▶ Data entries for graphics

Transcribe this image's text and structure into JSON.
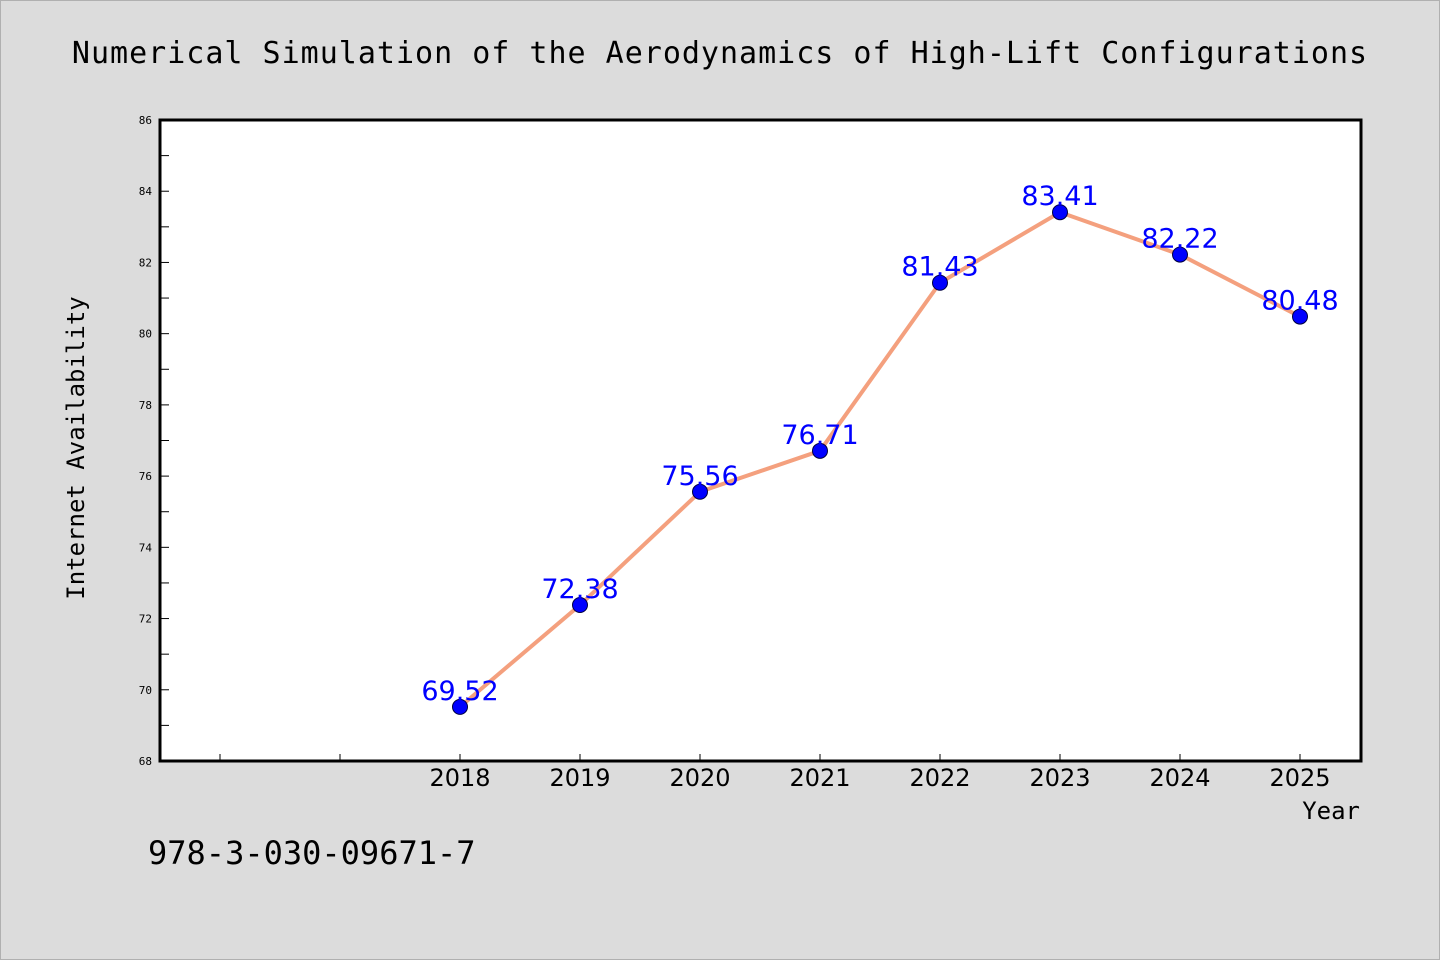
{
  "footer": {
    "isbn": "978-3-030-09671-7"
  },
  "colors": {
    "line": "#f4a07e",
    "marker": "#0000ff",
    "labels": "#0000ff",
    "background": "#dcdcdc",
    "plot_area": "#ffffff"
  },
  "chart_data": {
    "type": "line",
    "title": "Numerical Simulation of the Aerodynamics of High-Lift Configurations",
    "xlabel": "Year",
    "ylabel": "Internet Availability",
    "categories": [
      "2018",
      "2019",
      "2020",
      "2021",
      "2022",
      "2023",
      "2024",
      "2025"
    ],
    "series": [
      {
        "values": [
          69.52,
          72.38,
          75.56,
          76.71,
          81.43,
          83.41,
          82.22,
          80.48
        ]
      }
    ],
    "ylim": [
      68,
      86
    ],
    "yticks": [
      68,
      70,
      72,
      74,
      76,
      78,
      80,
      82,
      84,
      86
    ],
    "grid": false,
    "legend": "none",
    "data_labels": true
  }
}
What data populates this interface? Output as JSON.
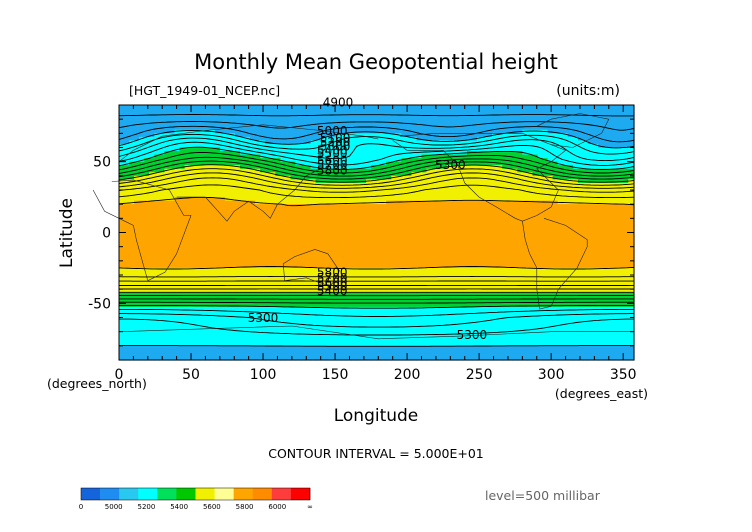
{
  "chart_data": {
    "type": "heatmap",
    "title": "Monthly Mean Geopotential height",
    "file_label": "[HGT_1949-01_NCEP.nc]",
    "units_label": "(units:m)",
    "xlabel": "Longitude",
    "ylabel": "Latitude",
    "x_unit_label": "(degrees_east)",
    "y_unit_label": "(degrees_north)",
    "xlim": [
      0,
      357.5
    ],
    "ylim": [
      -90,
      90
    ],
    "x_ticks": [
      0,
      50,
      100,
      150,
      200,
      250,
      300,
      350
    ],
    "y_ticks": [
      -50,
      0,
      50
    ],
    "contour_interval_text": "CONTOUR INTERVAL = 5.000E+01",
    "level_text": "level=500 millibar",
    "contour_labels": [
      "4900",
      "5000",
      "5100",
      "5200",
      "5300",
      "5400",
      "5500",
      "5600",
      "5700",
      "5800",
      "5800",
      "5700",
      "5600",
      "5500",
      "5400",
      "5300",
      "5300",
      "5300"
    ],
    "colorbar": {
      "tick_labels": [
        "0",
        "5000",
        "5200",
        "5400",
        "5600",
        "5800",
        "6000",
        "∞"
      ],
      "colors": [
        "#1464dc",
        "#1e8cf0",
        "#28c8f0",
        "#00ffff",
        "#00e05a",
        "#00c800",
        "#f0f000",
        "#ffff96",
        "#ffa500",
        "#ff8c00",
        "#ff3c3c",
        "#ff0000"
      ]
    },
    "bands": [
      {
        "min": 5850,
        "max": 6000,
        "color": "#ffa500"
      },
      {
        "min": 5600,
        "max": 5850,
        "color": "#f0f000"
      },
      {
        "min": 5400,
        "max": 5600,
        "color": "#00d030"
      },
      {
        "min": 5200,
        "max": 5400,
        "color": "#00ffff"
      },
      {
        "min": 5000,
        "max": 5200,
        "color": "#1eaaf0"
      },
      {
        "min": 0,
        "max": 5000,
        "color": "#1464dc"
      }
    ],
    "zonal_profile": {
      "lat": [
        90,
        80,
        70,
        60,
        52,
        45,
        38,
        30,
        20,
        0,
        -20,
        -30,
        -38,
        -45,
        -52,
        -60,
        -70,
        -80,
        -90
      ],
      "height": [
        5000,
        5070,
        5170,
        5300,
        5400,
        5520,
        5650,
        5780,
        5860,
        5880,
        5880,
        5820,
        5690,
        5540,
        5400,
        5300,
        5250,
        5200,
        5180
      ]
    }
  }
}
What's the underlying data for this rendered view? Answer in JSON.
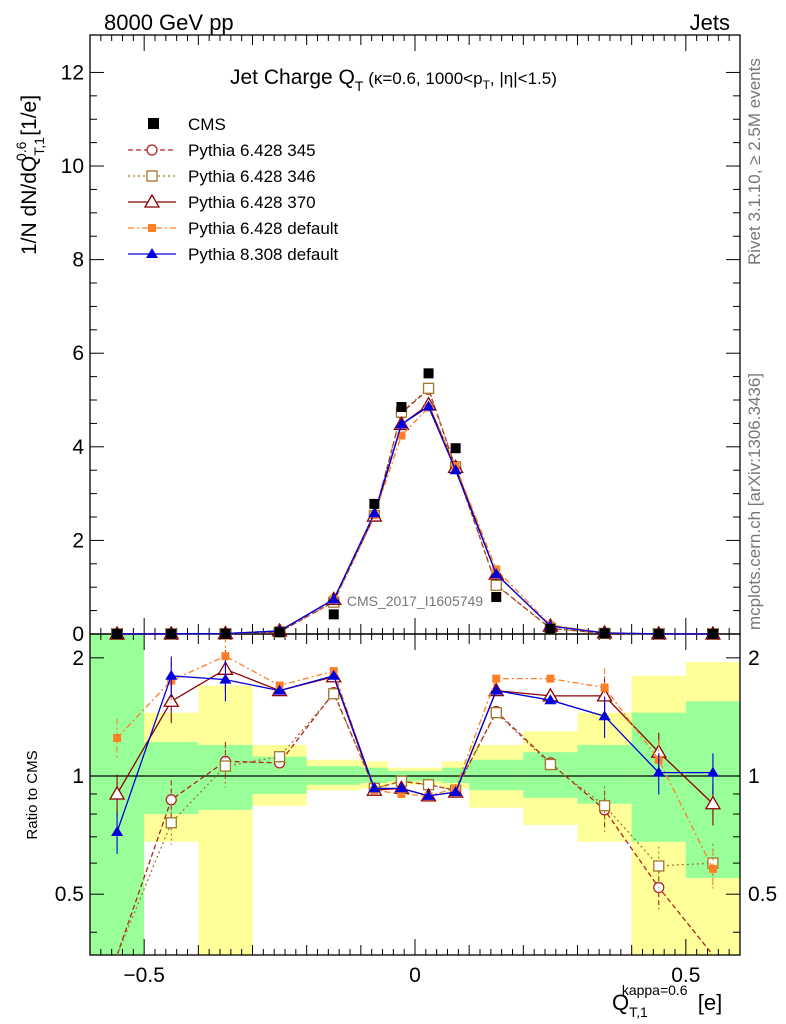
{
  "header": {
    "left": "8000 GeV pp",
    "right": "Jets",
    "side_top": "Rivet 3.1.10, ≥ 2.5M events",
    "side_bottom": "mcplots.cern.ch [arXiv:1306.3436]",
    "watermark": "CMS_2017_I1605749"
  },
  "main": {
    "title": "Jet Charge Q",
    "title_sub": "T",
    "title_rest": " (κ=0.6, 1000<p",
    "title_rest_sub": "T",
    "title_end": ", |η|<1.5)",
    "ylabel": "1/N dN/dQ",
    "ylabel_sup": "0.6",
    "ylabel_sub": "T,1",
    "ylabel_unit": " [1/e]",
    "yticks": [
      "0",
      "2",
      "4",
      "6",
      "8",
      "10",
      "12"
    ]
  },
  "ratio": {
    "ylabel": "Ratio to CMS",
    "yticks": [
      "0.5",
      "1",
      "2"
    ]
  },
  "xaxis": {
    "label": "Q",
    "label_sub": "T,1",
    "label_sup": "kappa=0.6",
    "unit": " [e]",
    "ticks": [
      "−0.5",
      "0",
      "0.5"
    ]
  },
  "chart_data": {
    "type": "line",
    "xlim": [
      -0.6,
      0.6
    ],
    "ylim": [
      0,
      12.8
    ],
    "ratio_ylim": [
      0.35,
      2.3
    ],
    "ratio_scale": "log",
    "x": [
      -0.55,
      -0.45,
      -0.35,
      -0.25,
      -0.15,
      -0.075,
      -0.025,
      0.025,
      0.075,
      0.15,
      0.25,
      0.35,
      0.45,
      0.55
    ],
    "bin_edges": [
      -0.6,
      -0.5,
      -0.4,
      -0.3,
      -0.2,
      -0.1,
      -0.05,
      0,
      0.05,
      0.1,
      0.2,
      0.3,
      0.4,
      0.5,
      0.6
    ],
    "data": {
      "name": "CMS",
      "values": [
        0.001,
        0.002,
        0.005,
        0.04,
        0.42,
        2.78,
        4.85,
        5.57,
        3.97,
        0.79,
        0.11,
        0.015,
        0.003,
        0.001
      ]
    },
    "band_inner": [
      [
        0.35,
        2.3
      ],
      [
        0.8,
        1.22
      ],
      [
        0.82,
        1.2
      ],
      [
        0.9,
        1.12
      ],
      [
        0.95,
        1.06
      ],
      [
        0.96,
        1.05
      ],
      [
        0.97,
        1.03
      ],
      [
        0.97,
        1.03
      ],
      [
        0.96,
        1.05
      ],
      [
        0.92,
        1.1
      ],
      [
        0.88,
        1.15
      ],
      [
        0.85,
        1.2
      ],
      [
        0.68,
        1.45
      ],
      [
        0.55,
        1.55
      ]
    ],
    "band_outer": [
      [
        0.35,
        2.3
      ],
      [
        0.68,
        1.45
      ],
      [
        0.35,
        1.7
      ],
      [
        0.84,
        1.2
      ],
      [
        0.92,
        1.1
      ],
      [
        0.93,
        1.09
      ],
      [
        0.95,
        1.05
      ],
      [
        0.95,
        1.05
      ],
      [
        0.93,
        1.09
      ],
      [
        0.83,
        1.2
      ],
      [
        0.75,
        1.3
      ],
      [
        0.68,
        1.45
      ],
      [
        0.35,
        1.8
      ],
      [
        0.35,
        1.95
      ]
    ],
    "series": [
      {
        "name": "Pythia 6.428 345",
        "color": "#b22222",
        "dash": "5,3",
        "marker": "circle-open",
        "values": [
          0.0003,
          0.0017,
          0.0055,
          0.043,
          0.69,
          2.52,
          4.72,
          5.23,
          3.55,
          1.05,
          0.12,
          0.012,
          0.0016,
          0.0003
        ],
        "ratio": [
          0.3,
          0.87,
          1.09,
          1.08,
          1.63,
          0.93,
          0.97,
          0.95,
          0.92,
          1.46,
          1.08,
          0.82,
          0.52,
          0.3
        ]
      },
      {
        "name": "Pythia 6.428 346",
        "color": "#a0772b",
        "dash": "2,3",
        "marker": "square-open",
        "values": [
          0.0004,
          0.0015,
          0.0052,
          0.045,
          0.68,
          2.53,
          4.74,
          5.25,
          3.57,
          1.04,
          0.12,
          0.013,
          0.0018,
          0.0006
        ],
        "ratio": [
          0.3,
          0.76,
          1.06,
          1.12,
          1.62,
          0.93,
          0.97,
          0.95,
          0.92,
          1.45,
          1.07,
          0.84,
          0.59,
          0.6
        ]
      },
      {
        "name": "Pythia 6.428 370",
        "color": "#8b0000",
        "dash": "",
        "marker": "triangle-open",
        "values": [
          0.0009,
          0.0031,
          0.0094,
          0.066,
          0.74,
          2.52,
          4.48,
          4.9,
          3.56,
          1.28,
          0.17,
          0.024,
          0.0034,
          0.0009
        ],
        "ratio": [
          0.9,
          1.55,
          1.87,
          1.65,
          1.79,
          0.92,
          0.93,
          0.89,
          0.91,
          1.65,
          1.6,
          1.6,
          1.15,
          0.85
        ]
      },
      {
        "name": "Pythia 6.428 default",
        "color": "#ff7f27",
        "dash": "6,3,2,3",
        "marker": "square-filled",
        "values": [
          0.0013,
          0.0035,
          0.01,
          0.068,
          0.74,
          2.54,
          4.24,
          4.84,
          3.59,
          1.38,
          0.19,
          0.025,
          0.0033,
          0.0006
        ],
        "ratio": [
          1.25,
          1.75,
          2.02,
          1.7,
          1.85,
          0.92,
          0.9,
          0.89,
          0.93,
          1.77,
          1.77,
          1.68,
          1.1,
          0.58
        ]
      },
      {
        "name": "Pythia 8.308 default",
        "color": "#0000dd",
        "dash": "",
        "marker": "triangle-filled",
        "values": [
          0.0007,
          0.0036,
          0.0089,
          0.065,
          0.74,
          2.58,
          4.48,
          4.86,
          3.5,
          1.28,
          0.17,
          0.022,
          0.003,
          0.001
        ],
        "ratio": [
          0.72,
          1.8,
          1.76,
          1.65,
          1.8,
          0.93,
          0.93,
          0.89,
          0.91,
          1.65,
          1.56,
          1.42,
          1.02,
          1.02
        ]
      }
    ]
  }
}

▶ Work to complete
Gather up the lines containing the word "square" from these records and copy them.

▶ Problem solution
        "marker": "square-open",
        "marker": "square-filled",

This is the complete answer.